TASK GOAL: Show each line that has the string "state" in it.

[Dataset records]
Start
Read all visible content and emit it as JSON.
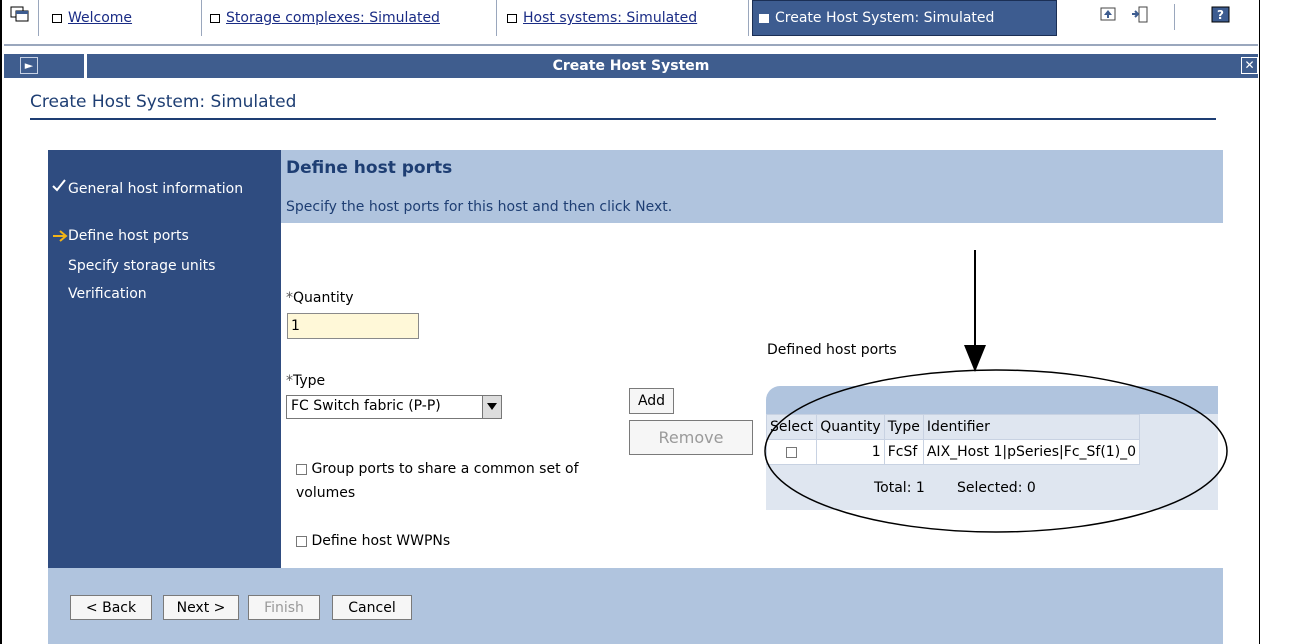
{
  "tabs": [
    {
      "label": "Welcome"
    },
    {
      "label": "Storage complexes: Simulated"
    },
    {
      "label": "Host systems: Simulated"
    },
    {
      "label": "Create Host System: Simulated"
    }
  ],
  "titlebar": {
    "title": "Create Host System"
  },
  "page": {
    "title": "Create Host System: Simulated"
  },
  "nav": {
    "steps": [
      {
        "label": "General host information",
        "state": "completed"
      },
      {
        "label": "Define host ports",
        "state": "current"
      },
      {
        "label": "Specify storage units",
        "state": "pending"
      },
      {
        "label": "Verification",
        "state": "pending"
      }
    ]
  },
  "content": {
    "heading": "Define host ports",
    "instructions": "Specify the host ports for this host and then click Next."
  },
  "form": {
    "quantity_label": "Quantity",
    "quantity_value": "1",
    "type_label": "Type",
    "type_value": "FC Switch fabric (P-P)",
    "group_ports_label": "Group ports to share a common set of volumes",
    "define_wwpns_label": "Define host WWPNs",
    "required_marker": "*"
  },
  "buttons": {
    "add": "Add",
    "remove": "Remove",
    "back": "< Back",
    "next": "Next >",
    "finish": "Finish",
    "cancel": "Cancel"
  },
  "ports_table": {
    "caption": "Defined host ports",
    "columns": [
      "Select",
      "Quantity",
      "Type",
      "Identifier"
    ],
    "rows": [
      {
        "quantity": "1",
        "type": "FcSf",
        "identifier": "AIX_Host 1|pSeries|Fc_Sf(1)_0"
      }
    ],
    "total": "Total: 1",
    "selected": "Selected: 0"
  },
  "colors": {
    "nav_bg": "#2f4c80",
    "wizard_bg": "#b0c4de",
    "titlebar_bg": "#3f5d8e",
    "title_text": "#1e3e73",
    "quantity_input_bg": "#fff8d8"
  }
}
End
RESULT OF THE EXERCISE:
        "state": "completed"
        "state": "current"
        "state": "pending"
        "state": "pending"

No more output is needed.